Data items
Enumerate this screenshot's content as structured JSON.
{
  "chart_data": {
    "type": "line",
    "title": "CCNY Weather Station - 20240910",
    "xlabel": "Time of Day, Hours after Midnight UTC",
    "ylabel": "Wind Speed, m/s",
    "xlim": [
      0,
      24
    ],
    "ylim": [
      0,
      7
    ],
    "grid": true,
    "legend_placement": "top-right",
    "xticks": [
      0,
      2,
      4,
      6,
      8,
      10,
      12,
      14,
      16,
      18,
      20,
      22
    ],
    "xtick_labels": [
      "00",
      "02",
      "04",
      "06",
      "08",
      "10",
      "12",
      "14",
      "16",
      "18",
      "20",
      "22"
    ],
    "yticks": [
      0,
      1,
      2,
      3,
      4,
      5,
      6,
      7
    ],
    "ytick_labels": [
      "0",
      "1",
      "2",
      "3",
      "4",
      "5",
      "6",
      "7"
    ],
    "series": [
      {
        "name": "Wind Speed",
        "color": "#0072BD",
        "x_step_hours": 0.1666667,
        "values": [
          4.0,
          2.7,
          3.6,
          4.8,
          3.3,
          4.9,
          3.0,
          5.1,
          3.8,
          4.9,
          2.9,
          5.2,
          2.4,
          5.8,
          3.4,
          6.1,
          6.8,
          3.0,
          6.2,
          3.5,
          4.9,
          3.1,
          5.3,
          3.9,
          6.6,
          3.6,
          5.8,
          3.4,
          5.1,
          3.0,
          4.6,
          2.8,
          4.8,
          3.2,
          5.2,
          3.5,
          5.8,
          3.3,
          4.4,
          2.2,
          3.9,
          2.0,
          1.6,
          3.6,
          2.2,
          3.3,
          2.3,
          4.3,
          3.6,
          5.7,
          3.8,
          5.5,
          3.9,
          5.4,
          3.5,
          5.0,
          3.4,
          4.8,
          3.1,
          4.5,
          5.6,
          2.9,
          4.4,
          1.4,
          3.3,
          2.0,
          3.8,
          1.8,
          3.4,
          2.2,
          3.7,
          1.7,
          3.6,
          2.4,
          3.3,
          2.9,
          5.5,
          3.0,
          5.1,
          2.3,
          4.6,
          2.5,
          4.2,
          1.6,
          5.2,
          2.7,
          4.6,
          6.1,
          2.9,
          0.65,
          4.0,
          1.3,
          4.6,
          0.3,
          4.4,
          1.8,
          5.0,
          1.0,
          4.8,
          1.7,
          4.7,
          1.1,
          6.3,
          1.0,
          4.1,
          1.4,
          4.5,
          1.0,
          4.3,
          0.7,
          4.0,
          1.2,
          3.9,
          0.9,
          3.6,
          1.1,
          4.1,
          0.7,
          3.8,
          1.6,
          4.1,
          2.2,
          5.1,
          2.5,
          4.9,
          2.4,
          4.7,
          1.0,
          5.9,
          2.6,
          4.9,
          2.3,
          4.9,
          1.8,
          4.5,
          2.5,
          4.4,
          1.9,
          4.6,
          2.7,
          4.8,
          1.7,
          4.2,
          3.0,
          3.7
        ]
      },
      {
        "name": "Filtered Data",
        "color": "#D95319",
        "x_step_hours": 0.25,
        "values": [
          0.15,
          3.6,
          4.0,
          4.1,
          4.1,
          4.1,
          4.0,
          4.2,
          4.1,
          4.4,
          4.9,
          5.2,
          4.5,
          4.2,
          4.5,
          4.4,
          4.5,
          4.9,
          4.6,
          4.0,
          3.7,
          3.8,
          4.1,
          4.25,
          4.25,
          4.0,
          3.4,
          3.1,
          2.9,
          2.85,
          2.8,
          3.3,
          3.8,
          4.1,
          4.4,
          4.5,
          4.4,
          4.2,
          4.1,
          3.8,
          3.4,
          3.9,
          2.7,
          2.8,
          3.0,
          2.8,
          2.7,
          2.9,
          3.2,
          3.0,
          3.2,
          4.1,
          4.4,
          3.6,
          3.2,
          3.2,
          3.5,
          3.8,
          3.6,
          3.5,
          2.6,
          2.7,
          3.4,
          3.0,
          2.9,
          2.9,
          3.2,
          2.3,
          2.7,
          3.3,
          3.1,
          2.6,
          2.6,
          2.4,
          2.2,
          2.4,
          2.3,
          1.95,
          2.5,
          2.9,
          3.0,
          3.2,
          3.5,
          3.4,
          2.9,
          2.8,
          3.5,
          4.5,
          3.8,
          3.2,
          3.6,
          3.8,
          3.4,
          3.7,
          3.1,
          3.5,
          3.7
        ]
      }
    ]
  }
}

▶ _STATED EXERCISE_: Repeat the entries exactly, all of them.

▶ _TASK OUTPUT_:
Enumerate this screenshot's content as structured JSON.
{
  "chart_data": {
    "type": "line",
    "title": "CCNY Weather Station - 20240910",
    "xlabel": "Time of Day, Hours after Midnight UTC",
    "ylabel": "Wind Speed, m/s",
    "xlim": [
      0,
      24
    ],
    "ylim": [
      0,
      7
    ],
    "grid": true,
    "legend_placement": "top-right",
    "xticks": [
      0,
      2,
      4,
      6,
      8,
      10,
      12,
      14,
      16,
      18,
      20,
      22
    ],
    "xtick_labels": [
      "00",
      "02",
      "04",
      "06",
      "08",
      "10",
      "12",
      "14",
      "16",
      "18",
      "20",
      "22"
    ],
    "yticks": [
      0,
      1,
      2,
      3,
      4,
      5,
      6,
      7
    ],
    "ytick_labels": [
      "0",
      "1",
      "2",
      "3",
      "4",
      "5",
      "6",
      "7"
    ],
    "series": [
      {
        "name": "Wind Speed",
        "color": "#0072BD",
        "x_step_hours": 0.1666667,
        "values": [
          4.0,
          2.7,
          3.6,
          4.8,
          3.3,
          4.9,
          3.0,
          5.1,
          3.8,
          4.9,
          2.9,
          5.2,
          2.4,
          5.8,
          3.4,
          6.1,
          6.8,
          3.0,
          6.2,
          3.5,
          4.9,
          3.1,
          5.3,
          3.9,
          6.6,
          3.6,
          5.8,
          3.4,
          5.1,
          3.0,
          4.6,
          2.8,
          4.8,
          3.2,
          5.2,
          3.5,
          5.8,
          3.3,
          4.4,
          2.2,
          3.9,
          2.0,
          1.6,
          3.6,
          2.2,
          3.3,
          2.3,
          4.3,
          3.6,
          5.7,
          3.8,
          5.5,
          3.9,
          5.4,
          3.5,
          5.0,
          3.4,
          4.8,
          3.1,
          4.5,
          5.6,
          2.9,
          4.4,
          1.4,
          3.3,
          2.0,
          3.8,
          1.8,
          3.4,
          2.2,
          3.7,
          1.7,
          3.6,
          2.4,
          3.3,
          2.9,
          5.5,
          3.0,
          5.1,
          2.3,
          4.6,
          2.5,
          4.2,
          1.6,
          5.2,
          2.7,
          4.6,
          6.1,
          2.9,
          0.65,
          4.0,
          1.3,
          4.6,
          0.3,
          4.4,
          1.8,
          5.0,
          1.0,
          4.8,
          1.7,
          4.7,
          1.1,
          6.3,
          1.0,
          4.1,
          1.4,
          4.5,
          1.0,
          4.3,
          0.7,
          4.0,
          1.2,
          3.9,
          0.9,
          3.6,
          1.1,
          4.1,
          0.7,
          3.8,
          1.6,
          4.1,
          2.2,
          5.1,
          2.5,
          4.9,
          2.4,
          4.7,
          1.0,
          5.9,
          2.6,
          4.9,
          2.3,
          4.9,
          1.8,
          4.5,
          2.5,
          4.4,
          1.9,
          4.6,
          2.7,
          4.8,
          1.7,
          4.2,
          3.0,
          3.7
        ]
      },
      {
        "name": "Filtered Data",
        "color": "#D95319",
        "x_step_hours": 0.25,
        "values": [
          0.15,
          3.6,
          4.0,
          4.1,
          4.1,
          4.1,
          4.0,
          4.2,
          4.1,
          4.4,
          4.9,
          5.2,
          4.5,
          4.2,
          4.5,
          4.4,
          4.5,
          4.9,
          4.6,
          4.0,
          3.7,
          3.8,
          4.1,
          4.25,
          4.25,
          4.0,
          3.4,
          3.1,
          2.9,
          2.85,
          2.8,
          3.3,
          3.8,
          4.1,
          4.4,
          4.5,
          4.4,
          4.2,
          4.1,
          3.8,
          3.4,
          3.9,
          2.7,
          2.8,
          3.0,
          2.8,
          2.7,
          2.9,
          3.2,
          3.0,
          3.2,
          4.1,
          4.4,
          3.6,
          3.2,
          3.2,
          3.5,
          3.8,
          3.6,
          3.5,
          2.6,
          2.7,
          3.4,
          3.0,
          2.9,
          2.9,
          3.2,
          2.3,
          2.7,
          3.3,
          3.1,
          2.6,
          2.6,
          2.4,
          2.2,
          2.4,
          2.3,
          1.95,
          2.5,
          2.9,
          3.0,
          3.2,
          3.5,
          3.4,
          2.9,
          2.8,
          3.5,
          4.5,
          3.8,
          3.2,
          3.6,
          3.8,
          3.4,
          3.7,
          3.1,
          3.5,
          3.7
        ]
      }
    ]
  }
}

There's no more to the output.